*** DATA FOR THIS TASK ***

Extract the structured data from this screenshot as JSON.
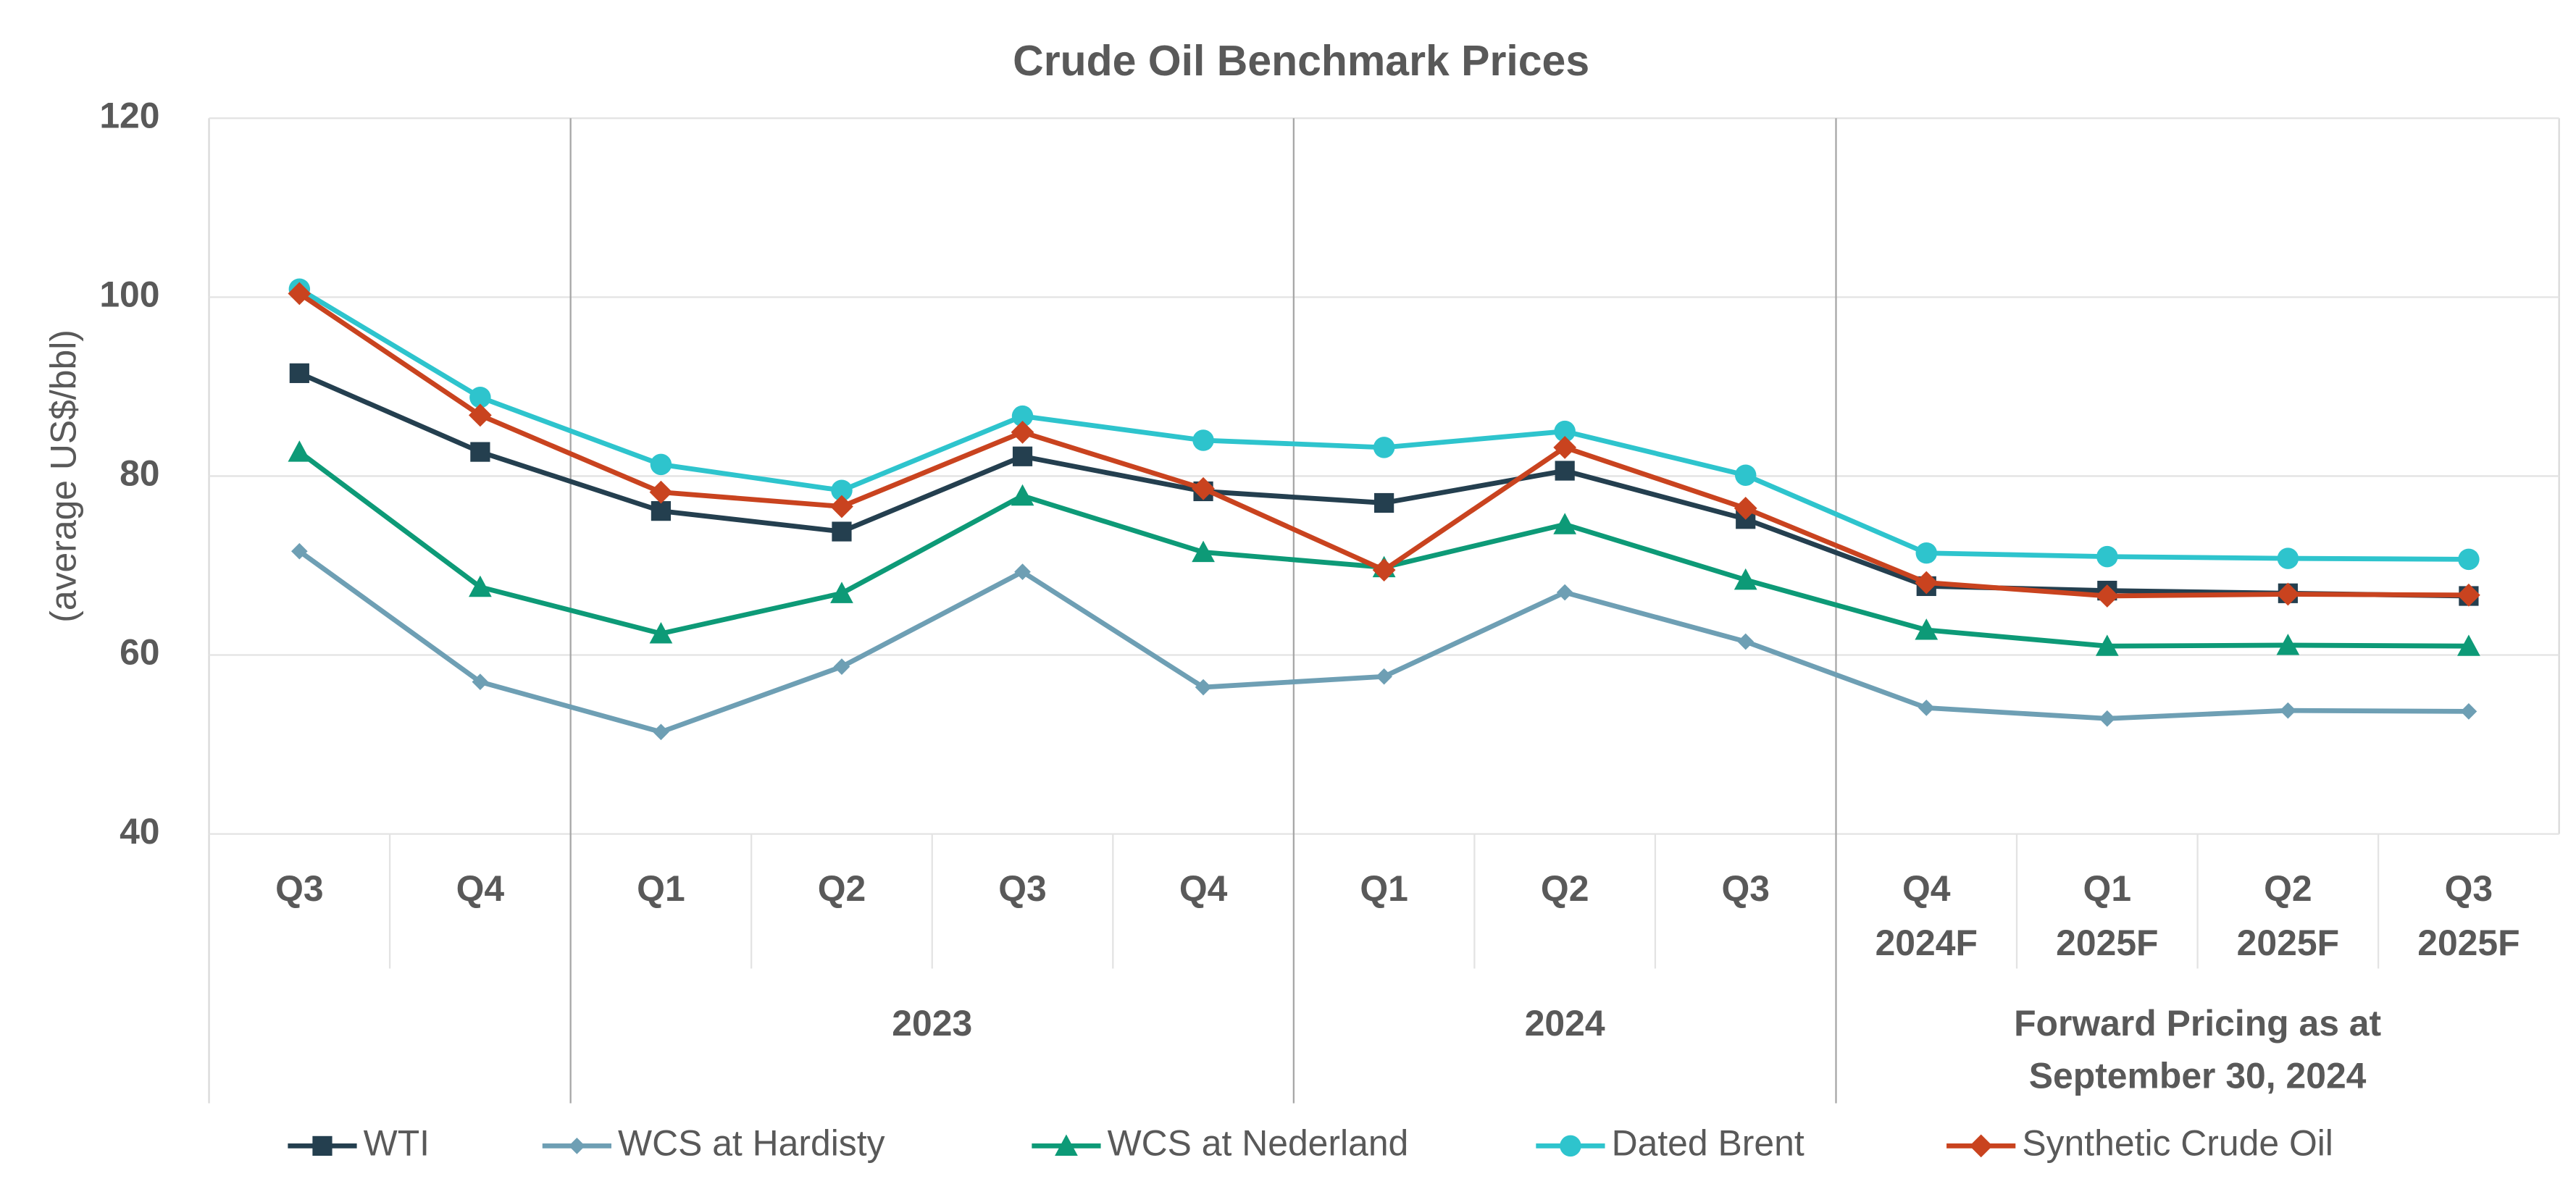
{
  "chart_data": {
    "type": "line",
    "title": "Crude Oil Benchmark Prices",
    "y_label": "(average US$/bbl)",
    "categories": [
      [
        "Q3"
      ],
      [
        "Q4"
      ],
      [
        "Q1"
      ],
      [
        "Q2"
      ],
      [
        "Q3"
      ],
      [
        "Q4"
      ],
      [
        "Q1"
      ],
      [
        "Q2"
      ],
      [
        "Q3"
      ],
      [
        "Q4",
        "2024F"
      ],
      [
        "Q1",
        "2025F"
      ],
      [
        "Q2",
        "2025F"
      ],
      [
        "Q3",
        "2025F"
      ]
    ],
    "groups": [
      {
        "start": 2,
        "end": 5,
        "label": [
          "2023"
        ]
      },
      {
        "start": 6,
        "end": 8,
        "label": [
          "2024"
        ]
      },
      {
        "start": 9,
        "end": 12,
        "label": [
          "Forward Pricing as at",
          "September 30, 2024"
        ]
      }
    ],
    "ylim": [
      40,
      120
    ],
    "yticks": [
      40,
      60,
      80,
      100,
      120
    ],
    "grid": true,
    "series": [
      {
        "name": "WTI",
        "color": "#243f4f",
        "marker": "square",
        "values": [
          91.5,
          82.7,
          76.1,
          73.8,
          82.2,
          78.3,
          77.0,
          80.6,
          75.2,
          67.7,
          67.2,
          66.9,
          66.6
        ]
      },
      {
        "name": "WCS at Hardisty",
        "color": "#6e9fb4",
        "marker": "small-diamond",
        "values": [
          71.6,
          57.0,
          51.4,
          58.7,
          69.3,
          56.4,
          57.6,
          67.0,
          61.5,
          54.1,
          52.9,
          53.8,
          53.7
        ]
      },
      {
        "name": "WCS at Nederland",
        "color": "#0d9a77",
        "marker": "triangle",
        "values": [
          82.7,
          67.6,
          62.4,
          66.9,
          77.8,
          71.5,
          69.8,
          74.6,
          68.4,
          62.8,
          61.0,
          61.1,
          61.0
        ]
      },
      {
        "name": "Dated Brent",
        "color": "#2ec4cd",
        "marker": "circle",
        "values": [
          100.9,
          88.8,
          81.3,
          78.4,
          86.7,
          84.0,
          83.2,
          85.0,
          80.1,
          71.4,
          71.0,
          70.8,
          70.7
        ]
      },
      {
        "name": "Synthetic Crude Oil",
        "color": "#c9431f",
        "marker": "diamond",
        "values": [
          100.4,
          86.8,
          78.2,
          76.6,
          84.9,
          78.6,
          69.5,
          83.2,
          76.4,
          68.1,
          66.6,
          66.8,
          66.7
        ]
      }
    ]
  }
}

***

WHAT TO WORK ON: Using the records above, copy every line that has the word "color" in it.

TASK OUTPUT:
        "color": "#243f4f",
        "color": "#6e9fb4",
        "color": "#0d9a77",
        "color": "#2ec4cd",
        "color": "#c9431f",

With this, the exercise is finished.